▸ **REQUEST**
Restate each of the lines given below, word for word.

▸ **RAW RECORDS**
══════

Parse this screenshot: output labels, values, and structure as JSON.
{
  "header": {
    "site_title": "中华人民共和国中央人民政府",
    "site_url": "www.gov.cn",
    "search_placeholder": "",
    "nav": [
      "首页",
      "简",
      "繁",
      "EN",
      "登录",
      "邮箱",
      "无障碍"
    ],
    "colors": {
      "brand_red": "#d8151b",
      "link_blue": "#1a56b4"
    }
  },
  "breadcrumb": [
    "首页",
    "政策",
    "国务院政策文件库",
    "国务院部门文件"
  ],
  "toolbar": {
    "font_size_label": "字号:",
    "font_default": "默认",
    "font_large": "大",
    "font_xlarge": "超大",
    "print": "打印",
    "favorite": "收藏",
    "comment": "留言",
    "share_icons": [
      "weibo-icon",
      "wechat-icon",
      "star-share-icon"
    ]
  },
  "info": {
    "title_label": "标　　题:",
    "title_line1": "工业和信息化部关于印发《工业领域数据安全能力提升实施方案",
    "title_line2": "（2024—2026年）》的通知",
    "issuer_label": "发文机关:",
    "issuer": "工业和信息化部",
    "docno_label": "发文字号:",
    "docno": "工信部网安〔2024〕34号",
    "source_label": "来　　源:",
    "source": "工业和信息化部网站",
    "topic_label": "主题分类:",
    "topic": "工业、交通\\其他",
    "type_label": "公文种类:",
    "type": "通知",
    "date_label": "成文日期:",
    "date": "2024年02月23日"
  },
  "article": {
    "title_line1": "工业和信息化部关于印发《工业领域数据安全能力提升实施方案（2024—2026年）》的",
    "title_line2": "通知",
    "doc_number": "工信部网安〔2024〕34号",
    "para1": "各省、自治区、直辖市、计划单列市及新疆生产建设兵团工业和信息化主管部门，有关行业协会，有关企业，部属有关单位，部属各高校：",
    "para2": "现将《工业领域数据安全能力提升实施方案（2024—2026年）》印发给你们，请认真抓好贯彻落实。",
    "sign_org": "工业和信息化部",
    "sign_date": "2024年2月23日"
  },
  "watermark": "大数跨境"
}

══════

▸ **THE OUTPUT**
Parse this screenshot: output labels, values, and structure as JSON.
{
  "header": {
    "site_title": "中华人民共和国中央人民政府",
    "site_url": "www.gov.cn",
    "search_placeholder": "",
    "nav": [
      "首页",
      "简",
      "繁",
      "EN",
      "登录",
      "邮箱",
      "无障碍"
    ],
    "colors": {
      "brand_red": "#d8151b",
      "link_blue": "#1a56b4"
    }
  },
  "breadcrumb": [
    "首页",
    "政策",
    "国务院政策文件库",
    "国务院部门文件"
  ],
  "toolbar": {
    "font_size_label": "字号:",
    "font_default": "默认",
    "font_large": "大",
    "font_xlarge": "超大",
    "print": "打印",
    "favorite": "收藏",
    "comment": "留言",
    "share_icons": [
      "weibo-icon",
      "wechat-icon",
      "star-share-icon"
    ]
  },
  "info": {
    "title_label": "标　　题:",
    "title_line1": "工业和信息化部关于印发《工业领域数据安全能力提升实施方案",
    "title_line2": "（2024—2026年）》的通知",
    "issuer_label": "发文机关:",
    "issuer": "工业和信息化部",
    "docno_label": "发文字号:",
    "docno": "工信部网安〔2024〕34号",
    "source_label": "来　　源:",
    "source": "工业和信息化部网站",
    "topic_label": "主题分类:",
    "topic": "工业、交通\\其他",
    "type_label": "公文种类:",
    "type": "通知",
    "date_label": "成文日期:",
    "date": "2024年02月23日"
  },
  "article": {
    "title_line1": "工业和信息化部关于印发《工业领域数据安全能力提升实施方案（2024—2026年）》的",
    "title_line2": "通知",
    "doc_number": "工信部网安〔2024〕34号",
    "para1": "各省、自治区、直辖市、计划单列市及新疆生产建设兵团工业和信息化主管部门，有关行业协会，有关企业，部属有关单位，部属各高校：",
    "para2": "现将《工业领域数据安全能力提升实施方案（2024—2026年）》印发给你们，请认真抓好贯彻落实。",
    "sign_org": "工业和信息化部",
    "sign_date": "2024年2月23日"
  },
  "watermark": "大数跨境"
}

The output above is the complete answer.